Pull out the lines from the one containing "Parse this screenshot: output" through the final line of the listing below and repeat them exactly. Leave the pictures behind.

[Dataset records]
-- Start --

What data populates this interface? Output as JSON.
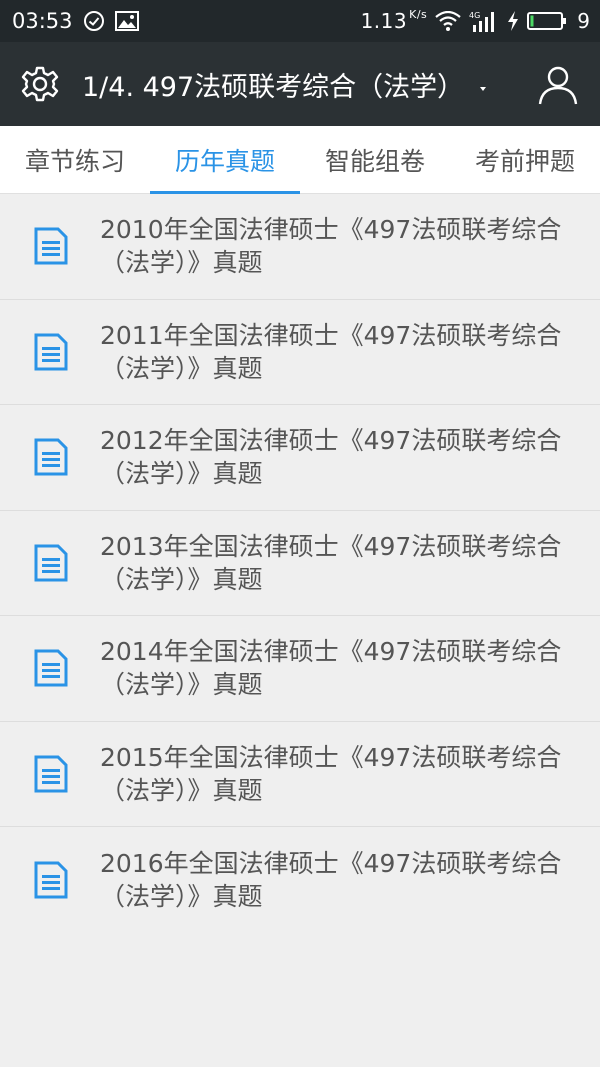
{
  "statusbar": {
    "time": "03:53",
    "network_speed": "1.13",
    "network_unit": "K/s",
    "signal_type": "4G",
    "battery_level": "9"
  },
  "appbar": {
    "title": "1/4. 497法硕联考综合（法学）"
  },
  "tabs": [
    {
      "label": "章节练习",
      "active": false
    },
    {
      "label": "历年真题",
      "active": true
    },
    {
      "label": "智能组卷",
      "active": false
    },
    {
      "label": "考前押题",
      "active": false
    }
  ],
  "items": [
    {
      "title": "2010年全国法律硕士《497法硕联考综合（法学）》真题"
    },
    {
      "title": "2011年全国法律硕士《497法硕联考综合（法学）》真题"
    },
    {
      "title": "2012年全国法律硕士《497法硕联考综合（法学）》真题"
    },
    {
      "title": "2013年全国法律硕士《497法硕联考综合（法学）》真题"
    },
    {
      "title": "2014年全国法律硕士《497法硕联考综合（法学）》真题"
    },
    {
      "title": "2015年全国法律硕士《497法硕联考综合（法学）》真题"
    },
    {
      "title": "2016年全国法律硕士《497法硕联考综合（法学）》真题"
    }
  ],
  "colors": {
    "accent": "#2a93e6",
    "appbar": "#2b3134",
    "statusbar": "#22282b",
    "background": "#efefef"
  },
  "icons": {
    "settings": "gear-icon",
    "account": "user-icon",
    "list_item": "document-icon",
    "title_menu": "caret-down-icon"
  }
}
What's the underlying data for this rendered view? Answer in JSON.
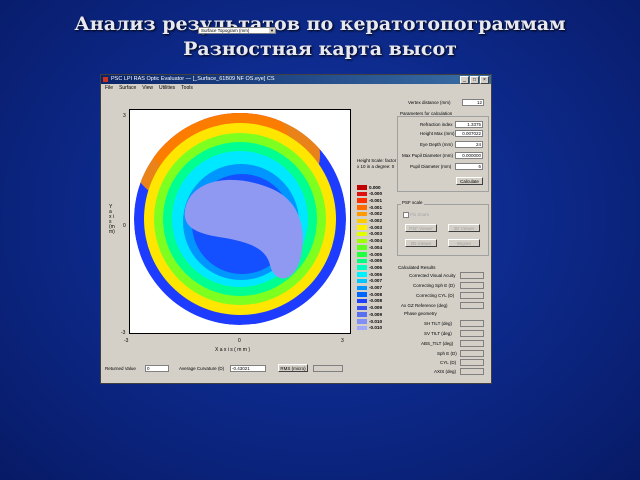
{
  "slide": {
    "title": "Анализ результатов по кератотопограммам",
    "subtitle": "Разностная карта высот"
  },
  "window": {
    "title": "PSC LPI RAS Optic Evaluator — [_Surface_61B09 NF OS.eye] CS",
    "menu": [
      "File",
      "Surface",
      "View",
      "Utilities",
      "Tools"
    ],
    "map_select": "Surface Topogram (mm)"
  },
  "plot": {
    "y_axis_label": "Y a x i s (mm)",
    "x_axis_label": "X  a x i s  ( m m )",
    "x_ticks": [
      "-3",
      "0",
      "3"
    ],
    "y_ticks": [
      "3",
      "0",
      "-3"
    ]
  },
  "legend": {
    "title": "Height Scale: factor x 10 in a degree: 0",
    "values": [
      "0.000",
      "-0.000",
      "-0.001",
      "-0.001",
      "-0.002",
      "-0.002",
      "-0.003",
      "-0.003",
      "-0.004",
      "-0.004",
      "-0.005",
      "-0.005",
      "-0.006",
      "-0.006",
      "-0.007",
      "-0.007",
      "-0.008",
      "-0.008",
      "-0.009",
      "-0.009",
      "-0.010",
      "-0.010"
    ],
    "colors": [
      "#c00000",
      "#e01010",
      "#ff3000",
      "#ff6a00",
      "#ff9a00",
      "#ffcc00",
      "#ffee00",
      "#e0ff00",
      "#a0ff00",
      "#60ff20",
      "#20ff40",
      "#00ff80",
      "#00ffc0",
      "#00f0ff",
      "#00c8ff",
      "#0096ff",
      "#0064ff",
      "#2040ff",
      "#3a50f0",
      "#5a70f0",
      "#7f8ff5",
      "#a0a8f8"
    ]
  },
  "params": {
    "vertex_distance_label": "Vertex distance (mm)",
    "vertex_distance_value": "12",
    "group_label": "Parameters for calculation",
    "rows": [
      {
        "label": "Refraction  index",
        "value": "1.3375"
      },
      {
        "label": "Height Max (mm)",
        "value": "0.007022"
      },
      {
        "label": "Eye Depth (mm)",
        "value": "24"
      },
      {
        "label": "Max Pupil Diameter (mm)",
        "value": "0.000000"
      },
      {
        "label": "Pupil Diameter (mm)",
        "value": "6"
      }
    ],
    "calculate": "Calculate"
  },
  "psf": {
    "group_label": "PSF scale",
    "checkbox": "Fix Zoom",
    "buttons": [
      "PSF Viewer",
      "3D Viewer",
      "2D Viewer",
      "Wigner"
    ]
  },
  "results": {
    "group_label": "Calculated Results",
    "rows": [
      "Corrected Visual Acuity",
      "Correcting Sph E (D)",
      "Correcting CYL (D)",
      "Ax GZ Reference (deg)"
    ],
    "phase_label": "Phase geometry",
    "phase_rows": [
      "SH TILT (deg)",
      "SV TILT (deg)",
      "ABS_TILT (deg)",
      "Sph E (D)",
      "CYL (D)",
      "AXIS (deg)"
    ]
  },
  "status": {
    "returned_value_label": "Returned Value",
    "returned_value": "0",
    "avg_curv_label": "Average Curvature (D)",
    "avg_curv_value": "-0.43021",
    "rms_button": "RMS (micro)"
  }
}
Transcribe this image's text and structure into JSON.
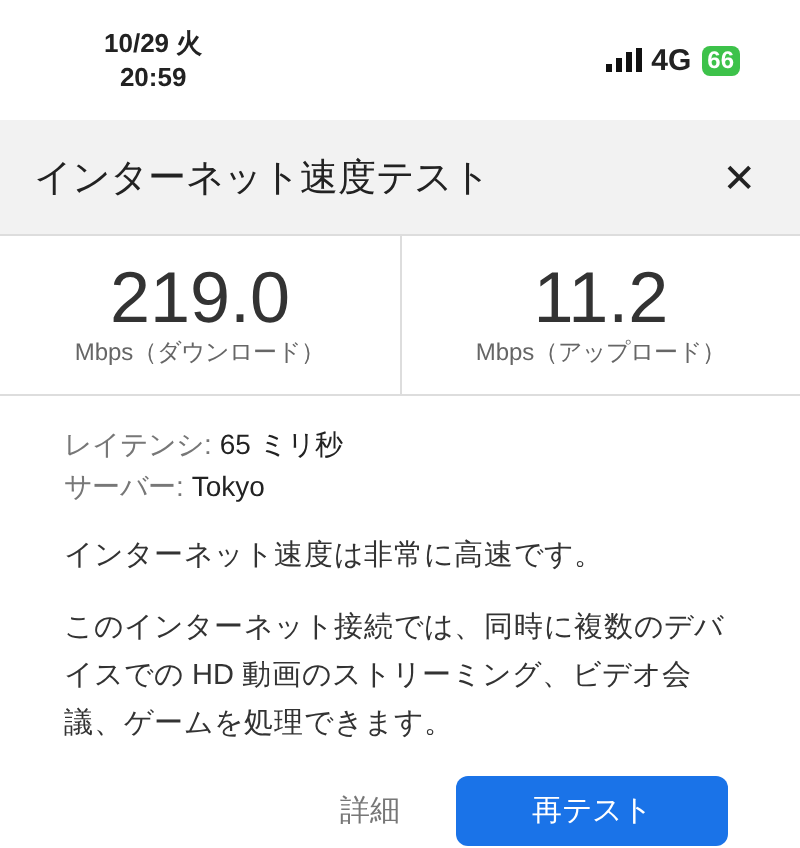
{
  "status_bar": {
    "date": "10/29 火",
    "time": "20:59",
    "network": "4G",
    "battery": "66"
  },
  "dialog": {
    "title": "インターネット速度テスト",
    "close": "✕",
    "results": [
      {
        "value": "219.0",
        "unit": "Mbps（ダウンロード）"
      },
      {
        "value": "11.2",
        "unit": "Mbps（アップロード）"
      }
    ],
    "details": [
      {
        "label": "レイテンシ:",
        "value": "65 ミリ秒"
      },
      {
        "label": "サーバー:",
        "value": "Tokyo"
      }
    ],
    "summary": "インターネット速度は非常に高速です。",
    "description": "このインターネット接続では、同時に複数のデバイスでの HD 動画のストリーミング、ビデオ会議、ゲームを処理できます。",
    "buttons": [
      {
        "label": "詳細",
        "kind": "text"
      },
      {
        "label": "再テスト",
        "kind": "primary"
      }
    ]
  }
}
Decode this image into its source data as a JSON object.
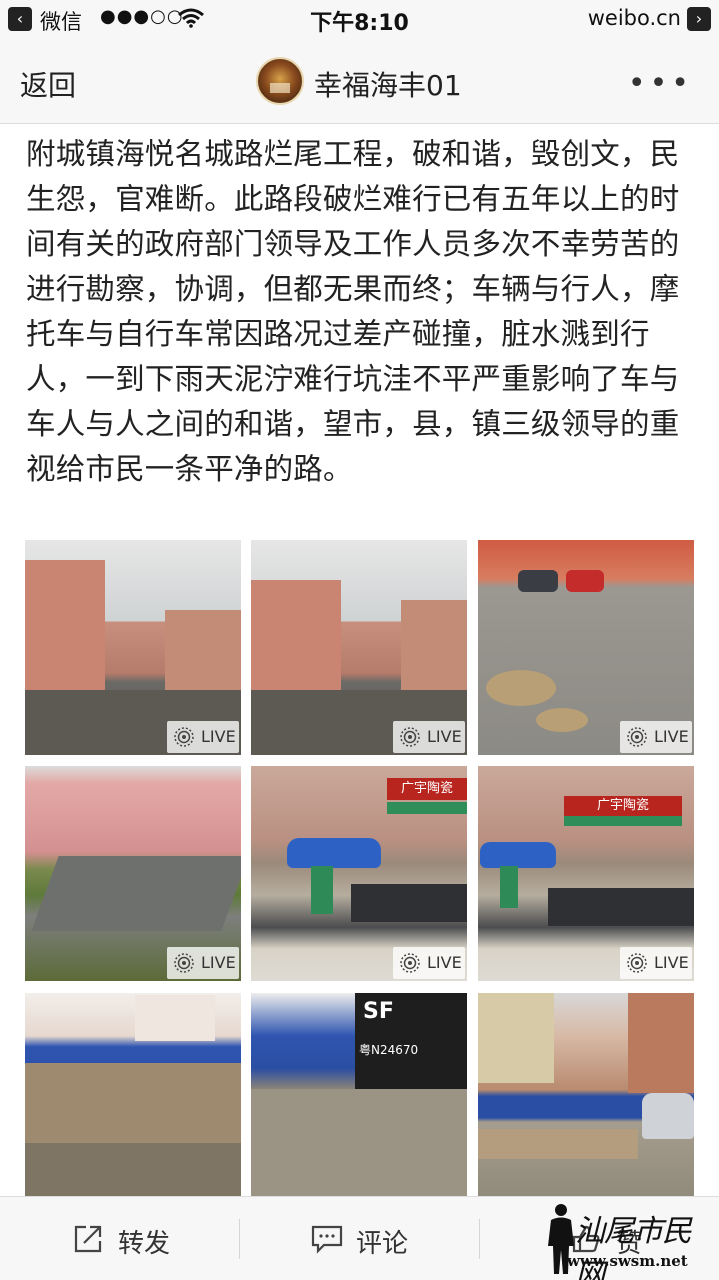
{
  "status_bar": {
    "back_app": "微信",
    "signal": "●●●○○",
    "time": "下午8:10",
    "site": "weibo.cn"
  },
  "nav": {
    "back_label": "返回",
    "user_name": "幸福海丰01",
    "more_label": "•••"
  },
  "post": {
    "text": "附城镇海悦名城路烂尾工程，破和谐，毁创文，民生怨，官难断。此路段破烂难行已有五年以上的时间有关的政府部门领导及工作人员多次不幸劳苦的进行勘察，协调，但都无果而终；车辆与行人，摩托车与自行车常因路况过差产碰撞，脏水溅到行人，一到下雨天泥泞难行坑洼不平严重影响了车与车人与人之间的和谐，望市，县，镇三级领导的重视给市民一条平净的路。"
  },
  "photos": {
    "live_label": "LIVE",
    "p5_sign": "广宇陶瓷",
    "p6_sign": "广宇陶瓷",
    "p8_truck": "SF",
    "p8_plate": "粤N24670"
  },
  "actions": {
    "repost": "转发",
    "comment": "评论",
    "like": "赞"
  },
  "watermark": {
    "title": "汕尾市民网",
    "url": "www.swsm.net"
  }
}
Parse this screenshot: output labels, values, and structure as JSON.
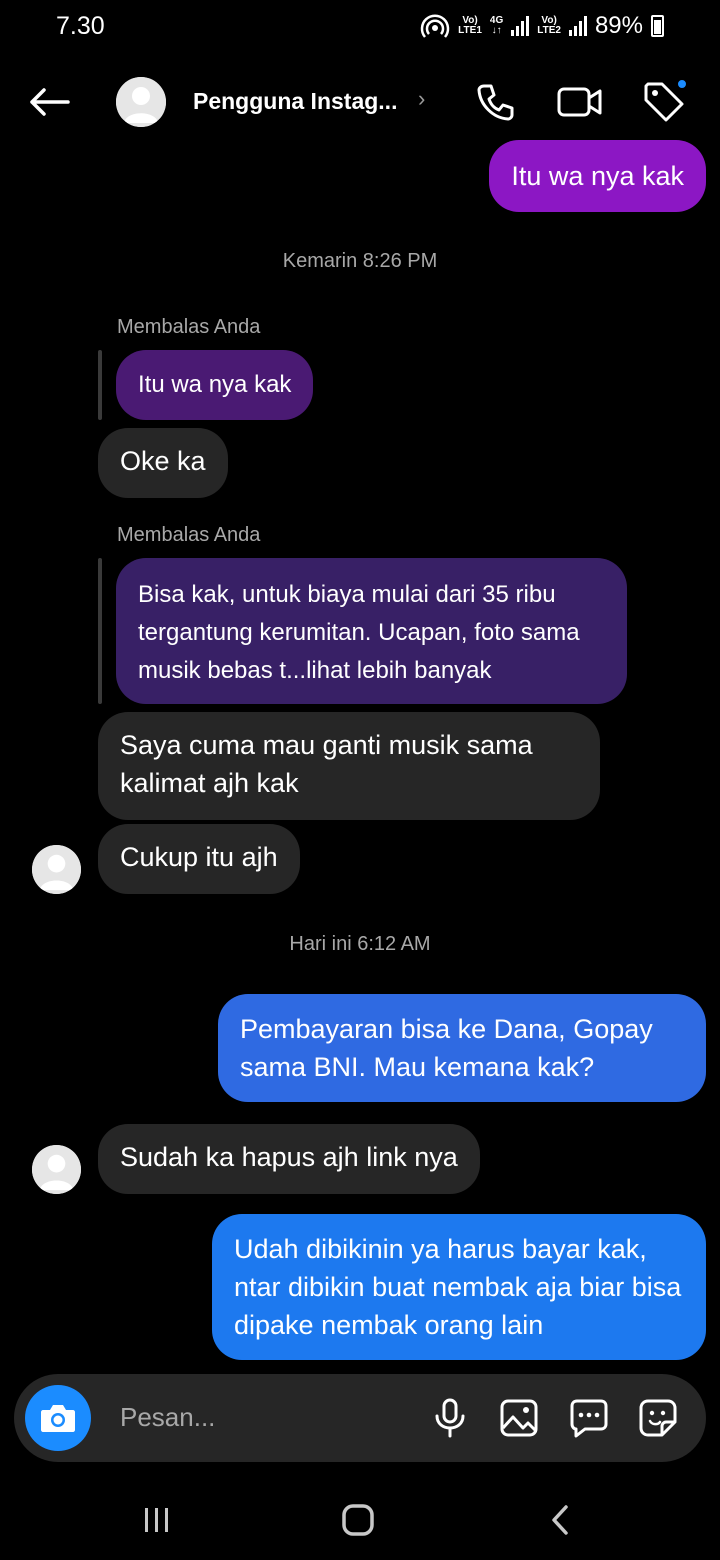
{
  "status_bar": {
    "time": "7.30",
    "sim1_top": "Vo)",
    "sim1_bottom": "LTE1",
    "net_top": "4G",
    "net_bottom": "↓↑",
    "sim2_top": "Vo)",
    "sim2_bottom": "LTE2",
    "battery": "89%"
  },
  "header": {
    "contact_name": "Pengguna Instag...",
    "chevron": "›"
  },
  "messages": {
    "m1": "Itu wa nya kak",
    "ts1": "Kemarin 8:26 PM",
    "reply_label_1": "Membalas Anda",
    "quoted_1": "Itu wa nya kak",
    "m2": "Oke ka",
    "reply_label_2": "Membalas Anda",
    "quoted_2": "Bisa kak, untuk biaya mulai dari 35 ribu tergantung kerumitan. Ucapan, foto sama musik bebas t...lihat lebih banyak",
    "m3": "Saya cuma mau ganti musik sama kalimat ajh kak",
    "m4": "Cukup itu ajh",
    "ts2": "Hari ini 6:12 AM",
    "m5": "Pembayaran bisa ke Dana, Gopay sama BNI. Mau kemana kak?",
    "m6": "Sudah ka hapus ajh link nya",
    "m7": "Udah dibikinin ya harus bayar kak, ntar dibikin buat nembak aja biar bisa dipake nembak orang lain"
  },
  "composer": {
    "placeholder": "Pesan..."
  },
  "icons": {
    "back": "back-arrow-icon",
    "call": "phone-icon",
    "video": "video-icon",
    "tag": "tag-icon",
    "camera": "camera-icon",
    "mic": "microphone-icon",
    "gallery": "gallery-icon",
    "chat": "chat-bubble-icon",
    "sticker": "sticker-icon"
  },
  "colors": {
    "background": "#000000",
    "sent_purple": "#8c17c4",
    "sent_blue": "#2f6ae2",
    "received": "#262626",
    "accent": "#1b8cff"
  }
}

-- End --

SOLUTION FOR THIS EXERCISE
Parse this screenshot: output labels, values, and structure as JSON.
{
  "status_bar": {
    "time": "7.30",
    "sim1_top": "Vo)",
    "sim1_bottom": "LTE1",
    "net_top": "4G",
    "net_bottom": "↓↑",
    "sim2_top": "Vo)",
    "sim2_bottom": "LTE2",
    "battery": "89%"
  },
  "header": {
    "contact_name": "Pengguna Instag...",
    "chevron": "›"
  },
  "messages": {
    "m1": "Itu wa nya kak",
    "ts1": "Kemarin 8:26 PM",
    "reply_label_1": "Membalas Anda",
    "quoted_1": "Itu wa nya kak",
    "m2": "Oke ka",
    "reply_label_2": "Membalas Anda",
    "quoted_2": "Bisa kak, untuk biaya mulai dari 35 ribu tergantung kerumitan. Ucapan, foto sama musik bebas t...lihat lebih banyak",
    "m3": "Saya cuma mau ganti musik sama kalimat ajh kak",
    "m4": "Cukup itu ajh",
    "ts2": "Hari ini 6:12 AM",
    "m5": "Pembayaran bisa ke Dana, Gopay sama BNI. Mau kemana kak?",
    "m6": "Sudah ka hapus ajh link nya",
    "m7": "Udah dibikinin ya harus bayar kak, ntar dibikin buat nembak aja biar bisa dipake nembak orang lain"
  },
  "composer": {
    "placeholder": "Pesan..."
  },
  "icons": {
    "back": "back-arrow-icon",
    "call": "phone-icon",
    "video": "video-icon",
    "tag": "tag-icon",
    "camera": "camera-icon",
    "mic": "microphone-icon",
    "gallery": "gallery-icon",
    "chat": "chat-bubble-icon",
    "sticker": "sticker-icon"
  },
  "colors": {
    "background": "#000000",
    "sent_purple": "#8c17c4",
    "sent_blue": "#2f6ae2",
    "received": "#262626",
    "accent": "#1b8cff"
  }
}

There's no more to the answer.